Given request:
The exercise asks you to copy every line below in which "white" appears.

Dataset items
☆ ☆ ☆ ☆
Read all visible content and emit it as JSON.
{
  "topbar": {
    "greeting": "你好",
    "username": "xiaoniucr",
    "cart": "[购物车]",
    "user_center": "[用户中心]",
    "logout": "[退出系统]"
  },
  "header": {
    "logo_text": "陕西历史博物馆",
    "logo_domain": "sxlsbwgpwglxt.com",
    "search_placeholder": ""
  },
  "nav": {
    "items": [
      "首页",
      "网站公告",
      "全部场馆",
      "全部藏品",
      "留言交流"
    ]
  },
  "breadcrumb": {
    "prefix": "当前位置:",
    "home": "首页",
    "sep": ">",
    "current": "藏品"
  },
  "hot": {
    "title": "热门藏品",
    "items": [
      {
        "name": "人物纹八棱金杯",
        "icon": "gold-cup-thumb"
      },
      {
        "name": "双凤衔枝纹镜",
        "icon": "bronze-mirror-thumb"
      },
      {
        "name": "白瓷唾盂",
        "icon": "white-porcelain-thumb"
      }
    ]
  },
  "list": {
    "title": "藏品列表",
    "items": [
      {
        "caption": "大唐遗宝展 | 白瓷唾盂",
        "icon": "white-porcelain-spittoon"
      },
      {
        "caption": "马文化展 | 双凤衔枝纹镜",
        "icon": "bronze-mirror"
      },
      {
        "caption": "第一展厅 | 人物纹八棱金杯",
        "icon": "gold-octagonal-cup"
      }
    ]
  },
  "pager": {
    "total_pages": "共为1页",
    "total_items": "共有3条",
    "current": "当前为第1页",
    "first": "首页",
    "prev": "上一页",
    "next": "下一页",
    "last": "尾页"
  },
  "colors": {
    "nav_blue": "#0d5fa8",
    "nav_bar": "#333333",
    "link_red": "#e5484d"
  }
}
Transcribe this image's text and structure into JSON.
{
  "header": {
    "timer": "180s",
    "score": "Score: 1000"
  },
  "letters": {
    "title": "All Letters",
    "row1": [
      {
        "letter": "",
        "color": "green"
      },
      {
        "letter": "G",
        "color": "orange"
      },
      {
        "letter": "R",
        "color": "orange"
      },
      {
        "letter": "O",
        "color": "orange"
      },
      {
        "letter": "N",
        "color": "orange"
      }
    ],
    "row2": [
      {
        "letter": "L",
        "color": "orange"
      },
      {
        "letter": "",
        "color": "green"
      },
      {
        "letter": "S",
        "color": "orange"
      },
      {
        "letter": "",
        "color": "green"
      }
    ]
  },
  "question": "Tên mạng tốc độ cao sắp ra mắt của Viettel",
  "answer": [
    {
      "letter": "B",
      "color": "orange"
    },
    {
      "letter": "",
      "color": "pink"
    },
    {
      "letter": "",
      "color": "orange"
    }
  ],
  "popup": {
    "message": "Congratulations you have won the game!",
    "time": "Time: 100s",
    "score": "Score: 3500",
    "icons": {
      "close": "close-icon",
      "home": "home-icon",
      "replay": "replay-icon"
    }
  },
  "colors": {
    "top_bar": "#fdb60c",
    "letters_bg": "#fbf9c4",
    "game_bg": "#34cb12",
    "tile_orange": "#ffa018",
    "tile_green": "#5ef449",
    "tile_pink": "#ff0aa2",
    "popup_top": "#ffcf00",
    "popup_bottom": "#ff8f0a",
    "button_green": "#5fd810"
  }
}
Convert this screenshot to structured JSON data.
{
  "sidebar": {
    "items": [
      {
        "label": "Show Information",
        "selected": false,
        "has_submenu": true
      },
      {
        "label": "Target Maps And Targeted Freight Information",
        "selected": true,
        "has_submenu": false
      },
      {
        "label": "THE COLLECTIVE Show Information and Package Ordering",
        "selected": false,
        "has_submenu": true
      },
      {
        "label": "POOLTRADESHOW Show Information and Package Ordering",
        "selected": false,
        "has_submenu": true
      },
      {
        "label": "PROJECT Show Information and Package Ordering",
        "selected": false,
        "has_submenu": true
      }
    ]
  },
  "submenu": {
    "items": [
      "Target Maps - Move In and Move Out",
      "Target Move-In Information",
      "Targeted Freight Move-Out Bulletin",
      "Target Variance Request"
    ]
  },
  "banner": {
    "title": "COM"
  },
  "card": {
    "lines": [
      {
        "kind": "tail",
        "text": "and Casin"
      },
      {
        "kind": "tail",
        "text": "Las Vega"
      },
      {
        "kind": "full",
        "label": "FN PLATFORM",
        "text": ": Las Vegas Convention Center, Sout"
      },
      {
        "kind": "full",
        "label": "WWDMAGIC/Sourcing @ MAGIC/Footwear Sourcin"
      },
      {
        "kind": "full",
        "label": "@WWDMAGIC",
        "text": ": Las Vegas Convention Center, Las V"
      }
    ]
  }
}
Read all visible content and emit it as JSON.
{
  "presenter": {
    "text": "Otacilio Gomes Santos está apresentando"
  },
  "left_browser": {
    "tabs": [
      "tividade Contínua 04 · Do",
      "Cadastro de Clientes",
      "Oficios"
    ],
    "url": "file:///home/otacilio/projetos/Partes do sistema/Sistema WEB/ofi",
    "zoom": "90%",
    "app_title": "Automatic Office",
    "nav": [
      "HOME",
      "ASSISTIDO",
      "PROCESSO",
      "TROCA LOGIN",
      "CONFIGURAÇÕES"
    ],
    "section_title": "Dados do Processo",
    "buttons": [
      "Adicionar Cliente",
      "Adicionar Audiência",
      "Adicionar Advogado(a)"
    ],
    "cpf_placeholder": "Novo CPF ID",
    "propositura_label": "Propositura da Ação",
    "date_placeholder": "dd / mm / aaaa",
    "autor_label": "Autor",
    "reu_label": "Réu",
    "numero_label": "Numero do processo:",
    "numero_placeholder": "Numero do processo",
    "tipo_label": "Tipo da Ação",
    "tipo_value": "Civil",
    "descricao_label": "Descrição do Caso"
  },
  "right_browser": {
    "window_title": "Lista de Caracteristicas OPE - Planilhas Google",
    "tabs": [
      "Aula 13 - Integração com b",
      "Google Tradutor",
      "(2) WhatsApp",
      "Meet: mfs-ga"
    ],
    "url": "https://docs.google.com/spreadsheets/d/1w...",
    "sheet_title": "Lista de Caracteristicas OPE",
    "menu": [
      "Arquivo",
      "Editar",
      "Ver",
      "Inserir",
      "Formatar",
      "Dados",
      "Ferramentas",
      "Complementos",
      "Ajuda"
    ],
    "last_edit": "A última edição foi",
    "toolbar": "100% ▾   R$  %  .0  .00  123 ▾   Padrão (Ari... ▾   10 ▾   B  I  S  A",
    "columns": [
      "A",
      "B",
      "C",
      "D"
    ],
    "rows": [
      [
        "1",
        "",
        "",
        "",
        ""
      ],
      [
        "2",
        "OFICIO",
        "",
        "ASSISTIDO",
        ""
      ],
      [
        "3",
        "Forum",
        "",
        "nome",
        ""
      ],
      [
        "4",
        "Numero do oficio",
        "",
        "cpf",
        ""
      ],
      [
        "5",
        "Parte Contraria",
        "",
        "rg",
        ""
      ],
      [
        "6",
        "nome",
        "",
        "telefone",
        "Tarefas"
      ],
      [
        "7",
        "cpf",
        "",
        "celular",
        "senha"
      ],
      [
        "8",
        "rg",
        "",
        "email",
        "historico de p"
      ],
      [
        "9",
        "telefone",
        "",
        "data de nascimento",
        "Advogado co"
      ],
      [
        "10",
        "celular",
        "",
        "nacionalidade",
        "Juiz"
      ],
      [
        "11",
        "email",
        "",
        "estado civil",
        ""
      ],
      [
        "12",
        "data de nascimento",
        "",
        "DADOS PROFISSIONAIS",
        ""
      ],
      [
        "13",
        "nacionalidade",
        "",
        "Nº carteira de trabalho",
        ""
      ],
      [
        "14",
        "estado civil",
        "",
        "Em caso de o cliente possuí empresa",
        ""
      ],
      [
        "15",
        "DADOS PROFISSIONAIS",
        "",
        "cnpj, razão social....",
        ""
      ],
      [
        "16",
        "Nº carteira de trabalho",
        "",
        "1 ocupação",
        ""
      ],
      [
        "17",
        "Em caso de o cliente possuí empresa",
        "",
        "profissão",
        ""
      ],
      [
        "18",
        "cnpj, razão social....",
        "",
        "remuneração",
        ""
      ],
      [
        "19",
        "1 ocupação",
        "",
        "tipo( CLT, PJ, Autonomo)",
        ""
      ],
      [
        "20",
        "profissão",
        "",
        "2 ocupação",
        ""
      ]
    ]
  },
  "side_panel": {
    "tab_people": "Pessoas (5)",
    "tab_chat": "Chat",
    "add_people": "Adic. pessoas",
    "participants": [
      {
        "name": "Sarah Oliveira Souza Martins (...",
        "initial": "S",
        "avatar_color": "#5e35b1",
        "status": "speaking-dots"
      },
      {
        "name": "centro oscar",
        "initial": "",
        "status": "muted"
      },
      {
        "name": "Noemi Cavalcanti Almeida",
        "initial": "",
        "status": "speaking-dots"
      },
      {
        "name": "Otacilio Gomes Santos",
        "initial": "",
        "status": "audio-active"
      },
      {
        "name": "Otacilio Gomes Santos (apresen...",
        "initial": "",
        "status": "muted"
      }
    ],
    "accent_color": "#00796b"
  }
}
☆ ☆ ☆ ☆
Exercise answer:
        "icon": "white-porcelain-thumb"
        "icon": "white-porcelain-spittoon"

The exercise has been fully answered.